• _WHAT THE EXERCISE ASKS_: From the entries below, work out the number of lines that hold the word "Calcium", and give that number alone.

• _AVAILABLE DATA_:
* * *
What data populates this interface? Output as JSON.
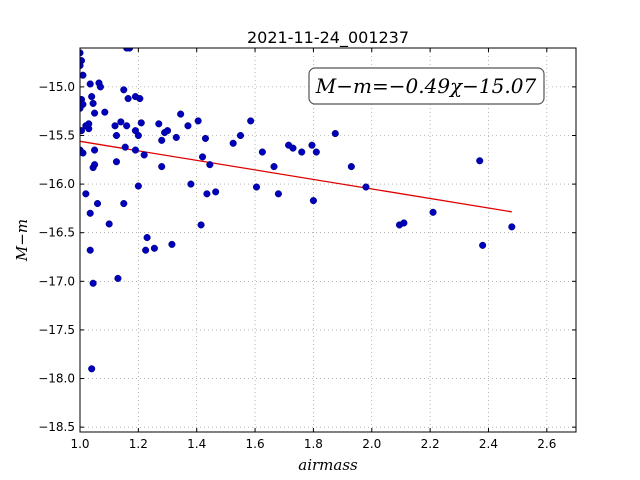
{
  "chart_data": {
    "type": "scatter",
    "title": "2021-11-24_001237",
    "xlabel": "airmass",
    "ylabel": "M−m",
    "xlim": [
      1.0,
      2.7
    ],
    "ylim": [
      -18.55,
      -14.6
    ],
    "xticks": [
      "1.0",
      "1.2",
      "1.4",
      "1.6",
      "1.8",
      "2.0",
      "2.2",
      "2.4",
      "2.6"
    ],
    "yticks": [
      "−15.0",
      "−15.5",
      "−16.0",
      "−16.5",
      "−17.0",
      "−17.5",
      "−18.0",
      "−18.5"
    ],
    "grid": true,
    "annotation": "M−m=−0.49χ−15.07",
    "fit": {
      "slope": -0.49,
      "intercept": -15.07,
      "x_range": [
        1.0,
        2.48
      ],
      "color": "#e00000"
    },
    "marker_color": "#0000bb",
    "points": [
      [
        1.0,
        -14.65
      ],
      [
        1.005,
        -14.73
      ],
      [
        1.0,
        -14.78
      ],
      [
        1.01,
        -14.88
      ],
      [
        1.005,
        -15.13
      ],
      [
        1.01,
        -15.18
      ],
      [
        1.0,
        -15.22
      ],
      [
        1.005,
        -15.45
      ],
      [
        1.0,
        -15.65
      ],
      [
        1.01,
        -15.68
      ],
      [
        1.02,
        -15.4
      ],
      [
        1.03,
        -15.43
      ],
      [
        1.03,
        -15.38
      ],
      [
        1.035,
        -14.97
      ],
      [
        1.04,
        -15.1
      ],
      [
        1.045,
        -15.17
      ],
      [
        1.05,
        -15.27
      ],
      [
        1.045,
        -15.83
      ],
      [
        1.05,
        -15.65
      ],
      [
        1.05,
        -15.8
      ],
      [
        1.02,
        -16.1
      ],
      [
        1.035,
        -16.3
      ],
      [
        1.06,
        -16.2
      ],
      [
        1.035,
        -16.68
      ],
      [
        1.045,
        -17.02
      ],
      [
        1.04,
        -17.9
      ],
      [
        1.065,
        -14.96
      ],
      [
        1.07,
        -15.0
      ],
      [
        1.085,
        -15.26
      ],
      [
        1.1,
        -16.41
      ],
      [
        1.12,
        -15.4
      ],
      [
        1.125,
        -15.5
      ],
      [
        1.125,
        -15.77
      ],
      [
        1.13,
        -16.97
      ],
      [
        1.14,
        -15.36
      ],
      [
        1.15,
        -15.03
      ],
      [
        1.155,
        -15.62
      ],
      [
        1.15,
        -16.2
      ],
      [
        1.155,
        -14.55
      ],
      [
        1.16,
        -14.6
      ],
      [
        1.17,
        -14.6
      ],
      [
        1.16,
        -15.4
      ],
      [
        1.165,
        -15.12
      ],
      [
        1.19,
        -15.1
      ],
      [
        1.205,
        -15.12
      ],
      [
        1.19,
        -15.45
      ],
      [
        1.2,
        -15.5
      ],
      [
        1.21,
        -15.37
      ],
      [
        1.19,
        -15.65
      ],
      [
        1.2,
        -16.02
      ],
      [
        1.22,
        -15.7
      ],
      [
        1.23,
        -16.55
      ],
      [
        1.225,
        -16.68
      ],
      [
        1.255,
        -16.66
      ],
      [
        1.27,
        -15.38
      ],
      [
        1.28,
        -15.55
      ],
      [
        1.29,
        -15.47
      ],
      [
        1.3,
        -15.45
      ],
      [
        1.28,
        -15.82
      ],
      [
        1.315,
        -16.62
      ],
      [
        1.33,
        -15.52
      ],
      [
        1.345,
        -15.28
      ],
      [
        1.37,
        -15.4
      ],
      [
        1.38,
        -16.0
      ],
      [
        1.405,
        -15.35
      ],
      [
        1.415,
        -16.42
      ],
      [
        1.42,
        -15.72
      ],
      [
        1.43,
        -15.53
      ],
      [
        1.435,
        -16.1
      ],
      [
        1.445,
        -15.8
      ],
      [
        1.465,
        -16.08
      ],
      [
        1.525,
        -15.58
      ],
      [
        1.55,
        -15.5
      ],
      [
        1.585,
        -15.35
      ],
      [
        1.605,
        -16.03
      ],
      [
        1.625,
        -15.67
      ],
      [
        1.665,
        -15.82
      ],
      [
        1.68,
        -16.1
      ],
      [
        1.715,
        -15.6
      ],
      [
        1.73,
        -15.63
      ],
      [
        1.76,
        -15.67
      ],
      [
        1.795,
        -15.6
      ],
      [
        1.8,
        -16.17
      ],
      [
        1.81,
        -15.67
      ],
      [
        1.875,
        -15.48
      ],
      [
        1.93,
        -15.82
      ],
      [
        1.98,
        -16.03
      ],
      [
        2.095,
        -16.42
      ],
      [
        2.11,
        -16.4
      ],
      [
        2.21,
        -16.29
      ],
      [
        2.37,
        -15.76
      ],
      [
        2.38,
        -16.63
      ],
      [
        2.48,
        -16.44
      ]
    ]
  }
}
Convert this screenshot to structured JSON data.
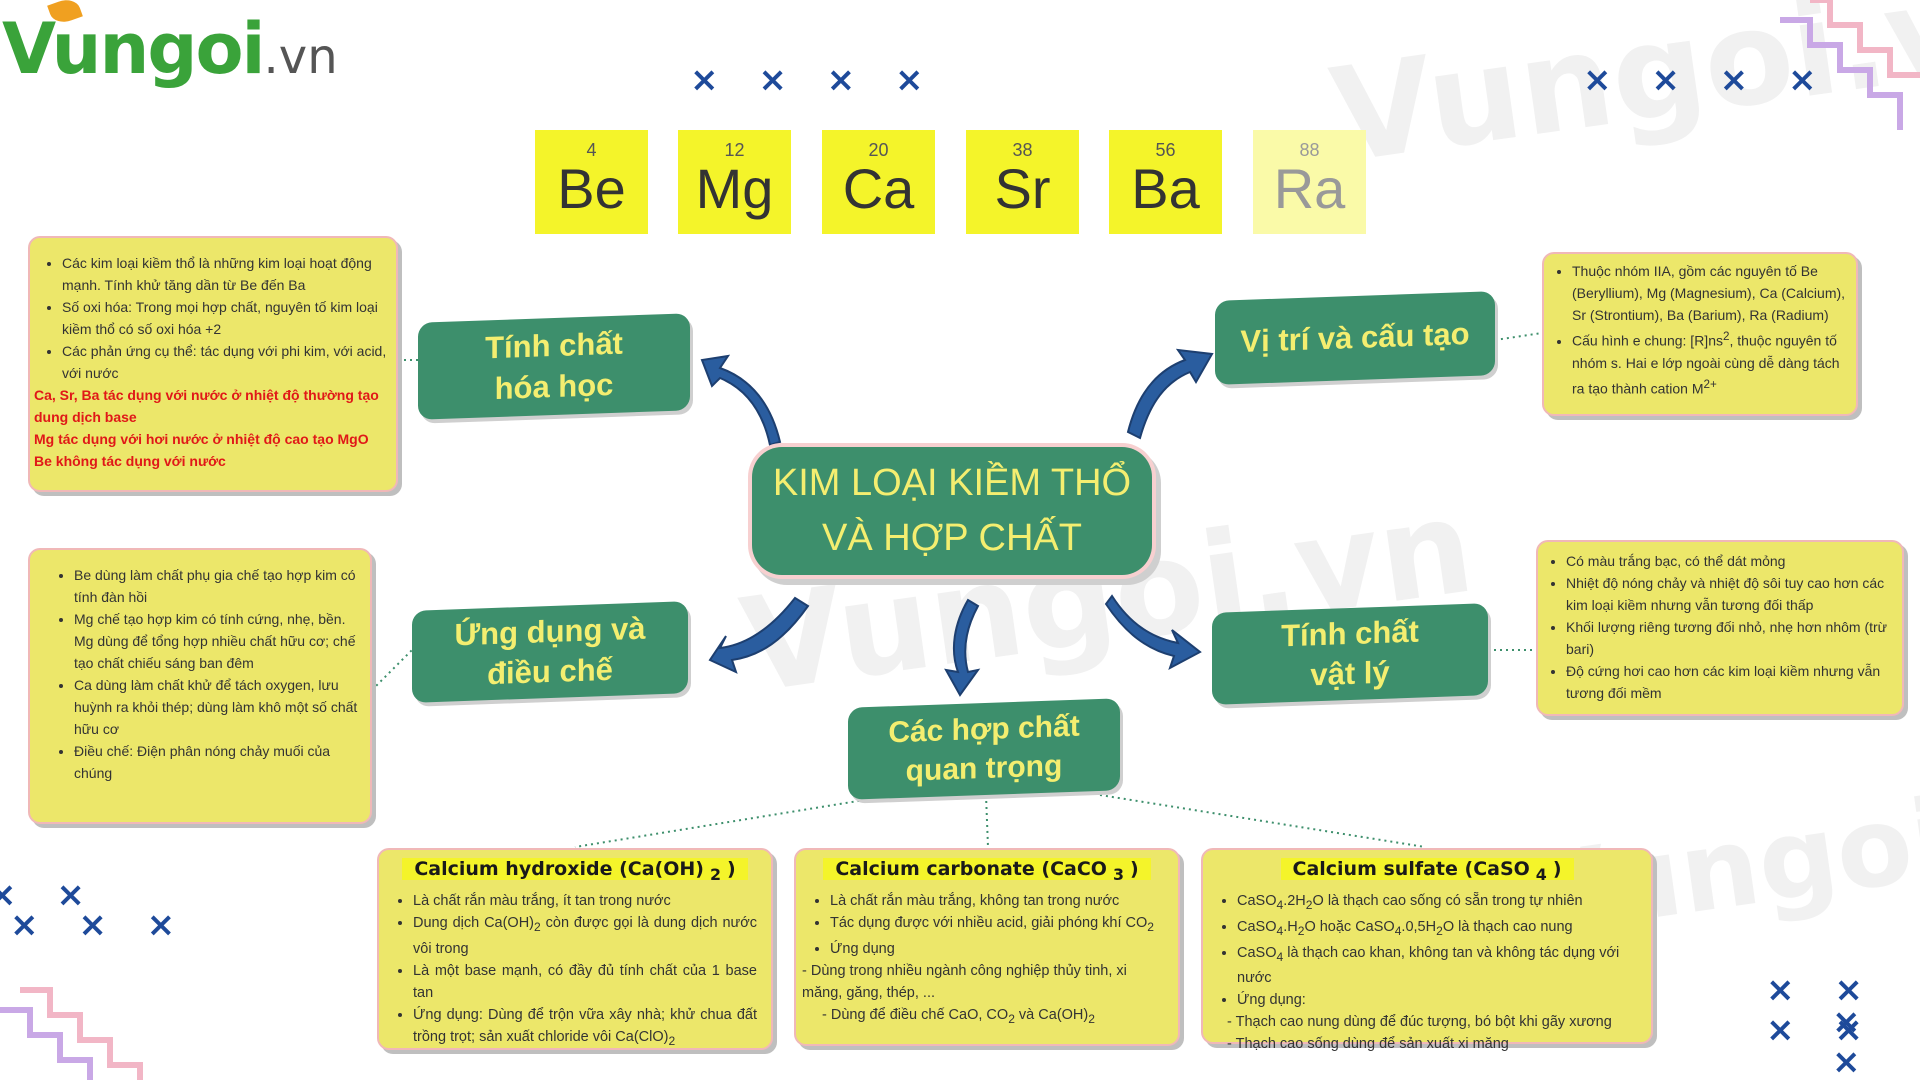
{
  "logo": {
    "main": "Vungoi",
    "suffix": ".vn"
  },
  "watermark": "Vungoi.vn",
  "decor": {
    "crosses4": "× × × ×",
    "crosses3": "× × ×",
    "crosses2": "× ×",
    "cross1": "×"
  },
  "elements": [
    {
      "number": "4",
      "symbol": "Be"
    },
    {
      "number": "12",
      "symbol": "Mg"
    },
    {
      "number": "20",
      "symbol": "Ca"
    },
    {
      "number": "38",
      "symbol": "Sr"
    },
    {
      "number": "56",
      "symbol": "Ba"
    },
    {
      "number": "88",
      "symbol": "Ra"
    }
  ],
  "center": {
    "line1": "KIM LOẠI KIỀM THỔ",
    "line2": "VÀ HỢP CHẤT"
  },
  "nodes": {
    "chem_line1": "Tính chất",
    "chem_line2": "hóa học",
    "position": "Vị trí và cấu tạo",
    "app_line1": "Ứng dụng và",
    "app_line2": "điều chế",
    "phys_line1": "Tính chất",
    "phys_line2": "vật lý",
    "comp_line1": "Các hợp chất",
    "comp_line2": "quan trọng"
  },
  "chem_info": {
    "items": [
      "Các kim loại kiềm thổ là những kim loại hoạt động mạnh. Tính khử tăng dần từ Be đến Ba",
      "Số oxi hóa: Trong mọi hợp chất, nguyên tố kim loại kiềm thổ có số oxi hóa +2",
      "Các phản ứng cụ thể: tác dụng với phi kim, với acid, với nước"
    ],
    "red": [
      "Ca, Sr, Ba tác dụng với nước ở nhiệt độ thường tạo dung dịch base",
      "Mg tác dụng với hơi nước ở nhiệt độ cao tạo MgO",
      "Be không tác dụng với nước"
    ]
  },
  "position_info": {
    "item1": "Thuộc nhóm IIA, gồm các nguyên tố Be (Beryllium), Mg (Magnesium), Ca (Calcium), Sr (Strontium), Ba (Barium), Ra (Radium)",
    "item2_a": "Cấu hình e chung: [R]ns",
    "item2_sup": "2",
    "item2_b": ", thuộc nguyên tố nhóm s. Hai e lớp ngoài cùng dễ dàng tách ra tạo thành cation M",
    "item2_sup2": "2+"
  },
  "app_info": {
    "items": [
      "Be dùng làm chất phụ gia chế tạo hợp kim có tính đàn hồi",
      "Mg chế tạo hợp kim có tính cứng, nhẹ, bền. Mg dùng để tổng hợp nhiều chất hữu cơ; chế tạo chất chiếu sáng ban đêm",
      "Ca dùng làm chất khử để tách oxygen, lưu huỳnh ra khỏi thép; dùng làm khô một số chất hữu cơ",
      "Điều chế: Điện phân nóng chảy muối của chúng"
    ]
  },
  "phys_info": {
    "items": [
      "Có màu trắng bạc, có thể dát mỏng",
      "Nhiệt độ nóng chảy và nhiệt độ sôi tuy cao hơn các kim loại kiềm nhưng vẫn tương đối thấp",
      "Khối lượng riêng tương đối nhỏ, nhẹ hơn nhôm (trừ bari)",
      "Độ cứng hơi cao hơn các kim loại kiềm nhưng vẫn tương đối mềm"
    ]
  },
  "caoh2": {
    "title_a": "Calcium hydroxide (Ca(OH)",
    "title_sub": "2",
    "title_b": ")",
    "item1": "Là chất rắn màu trắng, ít tan trong nước",
    "item2_a": "Dung dịch Ca(OH)",
    "item2_sub": "2",
    "item2_b": " còn được gọi là dung dịch nước vôi trong",
    "item3": "Là một base mạnh, có đầy đủ tính chất của 1 base tan",
    "item4_a": "Ứng dụng: Dùng để trộn vữa xây nhà; khử chua đất trồng trọt; sản xuất chloride vôi Ca(ClO)",
    "item4_sub": "2"
  },
  "caco3": {
    "title_a": "Calcium carbonate (CaCO",
    "title_sub": "3",
    "title_b": ")",
    "item1": "Là chất rắn màu trắng, không tan trong nước",
    "item2_a": "Tác dụng được với nhiều acid, giải phóng khí CO",
    "item2_sub": "2",
    "item3": "Ứng dụng",
    "dash1": "- Dùng trong nhiều ngành công nghiệp thủy tinh, xi măng, găng, thép, ...",
    "dash2_a": "- Dùng để điều chế CaO, CO",
    "dash2_sub1": "2",
    "dash2_b": " và Ca(OH)",
    "dash2_sub2": "2"
  },
  "caso4": {
    "title_a": "Calcium sulfate (CaSO",
    "title_sub": "4",
    "title_b": ")",
    "i1_a": "CaSO",
    "i1_s1": "4",
    "i1_b": ".2H",
    "i1_s2": "2",
    "i1_c": "O là thạch cao sống có sẵn trong tự nhiên",
    "i2_a": "CaSO",
    "i2_s1": "4",
    "i2_b": ".H",
    "i2_s2": "2",
    "i2_c": "O hoặc CaSO",
    "i2_s3": "4",
    "i2_d": ".0,5H",
    "i2_s4": "2",
    "i2_e": "O là thạch cao nung",
    "i3_a": "CaSO",
    "i3_s1": "4",
    "i3_b": " là thạch cao khan, không tan và không tác dụng với nước",
    "i4": "Ứng dụng:",
    "dash1": "- Thạch cao nung dùng để đúc tượng, bó bột khi gãy xương",
    "dash2": "- Thạch cao sống dùng để sản xuất xi măng"
  }
}
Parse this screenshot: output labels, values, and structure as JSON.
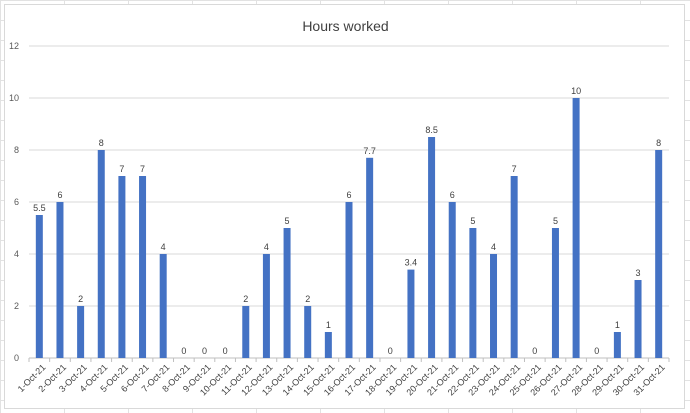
{
  "chart_data": {
    "type": "bar",
    "title": "Hours worked",
    "categories": [
      "1-Oct-21",
      "2-Oct-21",
      "3-Oct-21",
      "4-Oct-21",
      "5-Oct-21",
      "6-Oct-21",
      "7-Oct-21",
      "8-Oct-21",
      "9-Oct-21",
      "10-Oct-21",
      "11-Oct-21",
      "12-Oct-21",
      "13-Oct-21",
      "14-Oct-21",
      "15-Oct-21",
      "16-Oct-21",
      "17-Oct-21",
      "18-Oct-21",
      "19-Oct-21",
      "20-Oct-21",
      "21-Oct-21",
      "22-Oct-21",
      "23-Oct-21",
      "24-Oct-21",
      "25-Oct-21",
      "26-Oct-21",
      "27-Oct-21",
      "28-Oct-21",
      "29-Oct-21",
      "30-Oct-21",
      "31-Oct-21"
    ],
    "values": [
      5.5,
      6,
      2,
      8,
      7,
      7,
      4,
      0,
      0,
      0,
      2,
      4,
      5,
      2,
      1,
      6,
      7.7,
      0,
      3.4,
      8.5,
      6,
      5,
      4,
      7,
      0,
      5,
      10,
      0,
      1,
      3,
      8
    ],
    "ylim": [
      0,
      12
    ],
    "yticks": [
      0,
      2,
      4,
      6,
      8,
      10,
      12
    ],
    "grid": true,
    "bar_color": "#4472c4",
    "xlabel": "",
    "ylabel": ""
  }
}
* * *
• _ANSWER FOR THIS EXERCISE_: 4